## Given problem
For each line below that includes the word "into", make a copy.

────────

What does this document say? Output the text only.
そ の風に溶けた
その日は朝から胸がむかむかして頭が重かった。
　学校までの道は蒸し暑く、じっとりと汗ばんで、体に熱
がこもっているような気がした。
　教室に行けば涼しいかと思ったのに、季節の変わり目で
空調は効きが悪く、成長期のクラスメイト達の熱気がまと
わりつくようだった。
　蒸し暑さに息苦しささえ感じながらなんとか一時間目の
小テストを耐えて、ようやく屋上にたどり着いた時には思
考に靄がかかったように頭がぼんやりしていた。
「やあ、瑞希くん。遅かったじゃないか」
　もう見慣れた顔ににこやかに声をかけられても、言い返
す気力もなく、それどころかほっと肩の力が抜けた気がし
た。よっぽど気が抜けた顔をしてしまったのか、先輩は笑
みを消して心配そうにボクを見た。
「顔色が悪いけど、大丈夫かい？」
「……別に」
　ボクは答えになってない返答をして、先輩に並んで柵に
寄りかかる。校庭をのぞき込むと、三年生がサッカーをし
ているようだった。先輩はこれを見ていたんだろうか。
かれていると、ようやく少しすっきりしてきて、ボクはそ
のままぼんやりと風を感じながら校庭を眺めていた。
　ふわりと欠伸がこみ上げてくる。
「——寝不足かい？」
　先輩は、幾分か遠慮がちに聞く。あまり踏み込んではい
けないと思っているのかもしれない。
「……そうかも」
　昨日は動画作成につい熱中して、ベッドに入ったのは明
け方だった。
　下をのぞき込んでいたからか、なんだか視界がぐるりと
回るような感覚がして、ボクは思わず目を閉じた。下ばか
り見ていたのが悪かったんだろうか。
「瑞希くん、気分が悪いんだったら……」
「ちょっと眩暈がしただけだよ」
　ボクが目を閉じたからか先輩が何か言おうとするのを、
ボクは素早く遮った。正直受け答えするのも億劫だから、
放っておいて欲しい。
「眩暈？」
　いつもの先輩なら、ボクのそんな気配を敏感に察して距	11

────────

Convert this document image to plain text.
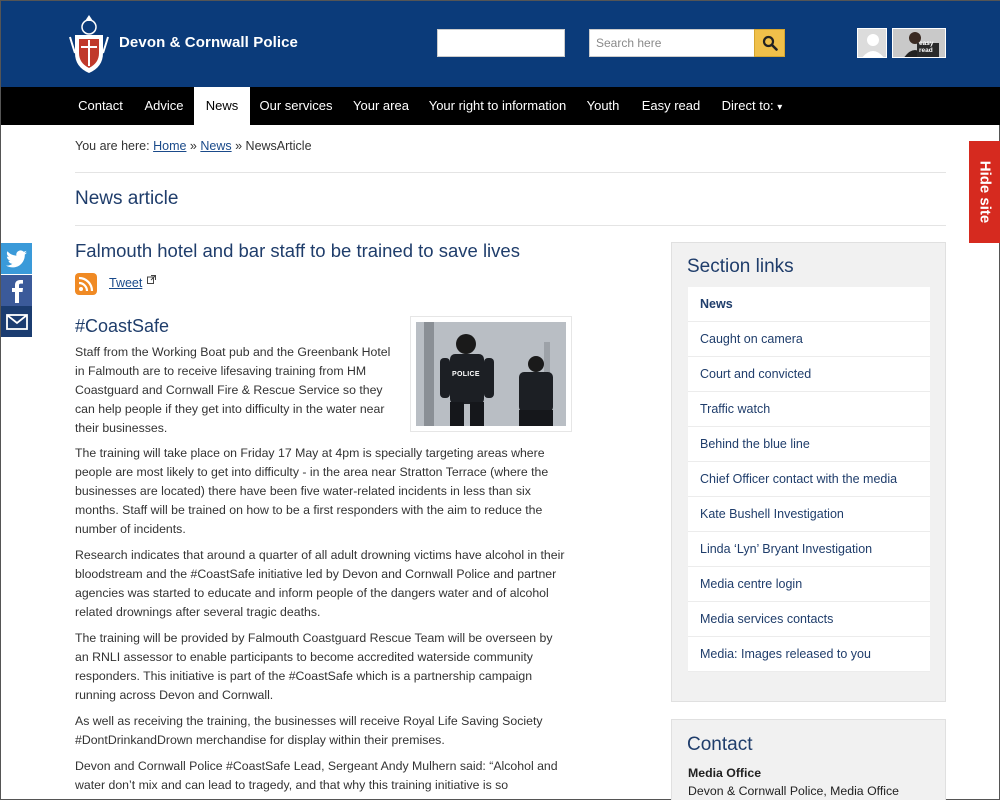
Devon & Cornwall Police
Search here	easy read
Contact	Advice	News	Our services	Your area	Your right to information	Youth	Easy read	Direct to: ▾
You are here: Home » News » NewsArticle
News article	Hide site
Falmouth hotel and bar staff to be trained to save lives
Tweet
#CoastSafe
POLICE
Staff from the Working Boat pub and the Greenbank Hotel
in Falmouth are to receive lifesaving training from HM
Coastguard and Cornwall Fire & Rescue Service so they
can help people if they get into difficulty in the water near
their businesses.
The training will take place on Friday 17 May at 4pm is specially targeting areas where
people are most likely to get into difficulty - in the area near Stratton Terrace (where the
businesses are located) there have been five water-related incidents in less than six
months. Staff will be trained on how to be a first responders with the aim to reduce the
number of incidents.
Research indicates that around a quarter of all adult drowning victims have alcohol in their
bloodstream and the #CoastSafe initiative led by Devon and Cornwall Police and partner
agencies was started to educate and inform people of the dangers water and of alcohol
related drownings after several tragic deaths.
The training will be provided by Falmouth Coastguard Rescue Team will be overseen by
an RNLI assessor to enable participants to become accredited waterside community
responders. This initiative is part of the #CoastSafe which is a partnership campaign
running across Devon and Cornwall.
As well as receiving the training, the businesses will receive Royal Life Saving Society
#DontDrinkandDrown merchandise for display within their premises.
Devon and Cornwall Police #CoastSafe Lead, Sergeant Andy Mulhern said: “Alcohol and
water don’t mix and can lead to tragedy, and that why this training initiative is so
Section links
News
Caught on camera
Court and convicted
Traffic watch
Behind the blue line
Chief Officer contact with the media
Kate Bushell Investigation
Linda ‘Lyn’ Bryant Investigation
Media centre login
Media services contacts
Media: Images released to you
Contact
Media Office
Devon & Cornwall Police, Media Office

────────

## Problem solution
can help people if they get into difficulty in the water near
people are most likely to get into difficulty - in the area near Stratton Terrace (where the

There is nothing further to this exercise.